> WHAT IS ASKED:
Scan the records and identify every line in which the string "sore" occurs, then return those lines.

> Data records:
--- Begin ---

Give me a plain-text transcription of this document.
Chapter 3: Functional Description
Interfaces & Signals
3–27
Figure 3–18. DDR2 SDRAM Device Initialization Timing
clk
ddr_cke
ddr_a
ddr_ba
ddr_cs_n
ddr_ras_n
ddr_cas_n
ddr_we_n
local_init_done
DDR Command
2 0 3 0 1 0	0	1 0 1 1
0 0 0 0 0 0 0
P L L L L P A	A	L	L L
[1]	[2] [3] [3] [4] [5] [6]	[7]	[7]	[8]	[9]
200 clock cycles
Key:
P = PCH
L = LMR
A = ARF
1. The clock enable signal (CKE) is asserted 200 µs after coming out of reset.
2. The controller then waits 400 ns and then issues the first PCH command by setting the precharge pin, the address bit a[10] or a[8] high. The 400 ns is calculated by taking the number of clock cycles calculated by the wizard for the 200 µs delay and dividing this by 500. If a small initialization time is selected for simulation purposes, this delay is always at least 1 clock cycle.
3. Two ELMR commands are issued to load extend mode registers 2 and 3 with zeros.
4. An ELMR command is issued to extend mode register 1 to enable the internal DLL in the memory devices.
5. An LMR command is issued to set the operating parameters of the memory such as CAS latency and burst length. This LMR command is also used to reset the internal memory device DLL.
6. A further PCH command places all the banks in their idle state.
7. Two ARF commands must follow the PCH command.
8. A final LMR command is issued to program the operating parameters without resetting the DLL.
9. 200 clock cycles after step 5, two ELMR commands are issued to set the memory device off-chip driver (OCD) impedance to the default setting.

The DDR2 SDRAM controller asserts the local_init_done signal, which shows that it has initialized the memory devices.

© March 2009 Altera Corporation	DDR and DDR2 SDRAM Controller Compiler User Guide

--- End ---
--- Begin ---

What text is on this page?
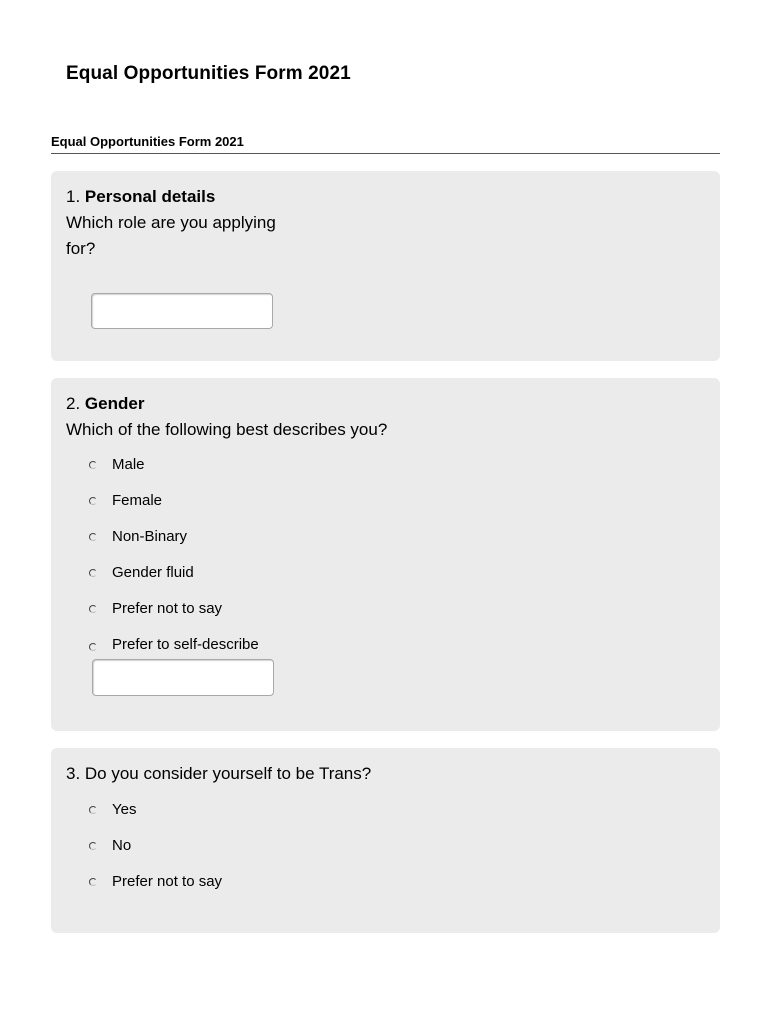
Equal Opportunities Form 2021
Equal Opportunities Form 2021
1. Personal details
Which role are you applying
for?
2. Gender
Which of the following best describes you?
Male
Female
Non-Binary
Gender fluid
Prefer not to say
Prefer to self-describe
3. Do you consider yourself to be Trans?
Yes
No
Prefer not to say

--- End ---
--- Begin ---

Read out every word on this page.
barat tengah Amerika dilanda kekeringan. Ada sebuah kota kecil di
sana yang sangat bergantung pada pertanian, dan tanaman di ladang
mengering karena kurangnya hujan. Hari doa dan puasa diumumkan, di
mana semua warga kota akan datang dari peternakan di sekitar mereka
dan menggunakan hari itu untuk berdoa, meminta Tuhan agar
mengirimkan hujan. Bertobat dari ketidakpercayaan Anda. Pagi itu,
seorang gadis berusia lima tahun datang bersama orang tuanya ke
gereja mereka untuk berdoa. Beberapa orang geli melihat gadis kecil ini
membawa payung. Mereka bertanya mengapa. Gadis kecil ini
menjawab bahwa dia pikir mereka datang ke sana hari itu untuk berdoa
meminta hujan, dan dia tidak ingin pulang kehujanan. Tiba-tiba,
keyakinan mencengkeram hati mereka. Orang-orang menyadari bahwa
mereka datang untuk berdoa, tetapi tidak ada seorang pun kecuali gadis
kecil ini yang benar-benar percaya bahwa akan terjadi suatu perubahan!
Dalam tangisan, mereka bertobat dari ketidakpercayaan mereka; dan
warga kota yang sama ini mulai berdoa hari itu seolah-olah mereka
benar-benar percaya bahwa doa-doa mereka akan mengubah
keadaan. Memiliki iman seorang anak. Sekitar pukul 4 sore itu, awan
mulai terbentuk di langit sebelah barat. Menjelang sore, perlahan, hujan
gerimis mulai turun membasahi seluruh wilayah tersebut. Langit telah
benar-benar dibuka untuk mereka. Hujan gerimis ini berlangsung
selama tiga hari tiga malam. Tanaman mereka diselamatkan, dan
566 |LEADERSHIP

--- End ---

> CORRECT OUTPUT:
keadaan. Memiliki iman seorang anak. Sekitar pukul 4 sore itu, awan
mulai terbentuk di langit sebelah barat. Menjelang sore, perlahan, hujan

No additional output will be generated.